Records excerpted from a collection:
────────────────

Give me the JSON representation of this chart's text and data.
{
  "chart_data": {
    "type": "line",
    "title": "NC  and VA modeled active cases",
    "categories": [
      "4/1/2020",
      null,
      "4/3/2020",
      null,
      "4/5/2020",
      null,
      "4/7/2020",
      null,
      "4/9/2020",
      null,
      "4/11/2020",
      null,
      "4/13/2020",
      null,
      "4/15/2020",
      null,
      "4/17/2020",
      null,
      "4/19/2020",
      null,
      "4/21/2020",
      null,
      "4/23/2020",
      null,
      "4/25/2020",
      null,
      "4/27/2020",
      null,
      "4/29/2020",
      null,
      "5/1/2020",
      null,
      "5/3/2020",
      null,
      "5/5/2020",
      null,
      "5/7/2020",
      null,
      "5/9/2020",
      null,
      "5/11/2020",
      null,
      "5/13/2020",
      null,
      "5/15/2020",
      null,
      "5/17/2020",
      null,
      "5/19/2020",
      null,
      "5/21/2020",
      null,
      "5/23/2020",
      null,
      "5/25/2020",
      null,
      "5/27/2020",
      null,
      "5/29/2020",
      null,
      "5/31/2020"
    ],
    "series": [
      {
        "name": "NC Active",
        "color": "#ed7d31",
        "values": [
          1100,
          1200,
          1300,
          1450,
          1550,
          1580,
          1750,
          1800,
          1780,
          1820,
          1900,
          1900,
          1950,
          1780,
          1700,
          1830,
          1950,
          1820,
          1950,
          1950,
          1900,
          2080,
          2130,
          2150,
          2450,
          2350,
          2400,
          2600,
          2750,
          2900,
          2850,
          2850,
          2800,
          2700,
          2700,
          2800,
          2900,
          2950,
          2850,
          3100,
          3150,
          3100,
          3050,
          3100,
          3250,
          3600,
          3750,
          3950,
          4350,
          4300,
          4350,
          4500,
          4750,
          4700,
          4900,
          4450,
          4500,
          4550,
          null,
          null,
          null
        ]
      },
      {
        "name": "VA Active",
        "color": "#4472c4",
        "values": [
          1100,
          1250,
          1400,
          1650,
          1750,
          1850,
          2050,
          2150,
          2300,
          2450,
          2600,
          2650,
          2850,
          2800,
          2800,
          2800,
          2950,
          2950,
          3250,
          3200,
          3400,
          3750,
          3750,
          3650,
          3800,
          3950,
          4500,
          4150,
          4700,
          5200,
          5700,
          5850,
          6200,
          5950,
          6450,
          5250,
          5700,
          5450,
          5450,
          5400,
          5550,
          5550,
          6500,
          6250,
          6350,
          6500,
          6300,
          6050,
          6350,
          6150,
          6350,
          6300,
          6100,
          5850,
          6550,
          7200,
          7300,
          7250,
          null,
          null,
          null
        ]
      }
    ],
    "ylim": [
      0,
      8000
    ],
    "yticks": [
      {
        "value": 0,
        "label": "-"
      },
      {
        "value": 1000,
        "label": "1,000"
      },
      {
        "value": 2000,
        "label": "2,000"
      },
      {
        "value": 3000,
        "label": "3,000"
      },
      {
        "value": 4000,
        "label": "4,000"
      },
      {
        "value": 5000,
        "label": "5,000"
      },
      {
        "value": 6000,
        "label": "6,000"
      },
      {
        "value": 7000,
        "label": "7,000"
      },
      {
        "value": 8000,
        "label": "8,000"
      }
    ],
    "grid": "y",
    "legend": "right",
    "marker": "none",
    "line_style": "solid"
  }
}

────────────────

**YOUR GOAL**
Go through the material above and copy each line that has the word "label".

**REPLY**
        "label": "-"
        "label": "1,000"
        "label": "2,000"
        "label": "3,000"
        "label": "4,000"
        "label": "5,000"
        "label": "6,000"
        "label": "7,000"
        "label": "8,000"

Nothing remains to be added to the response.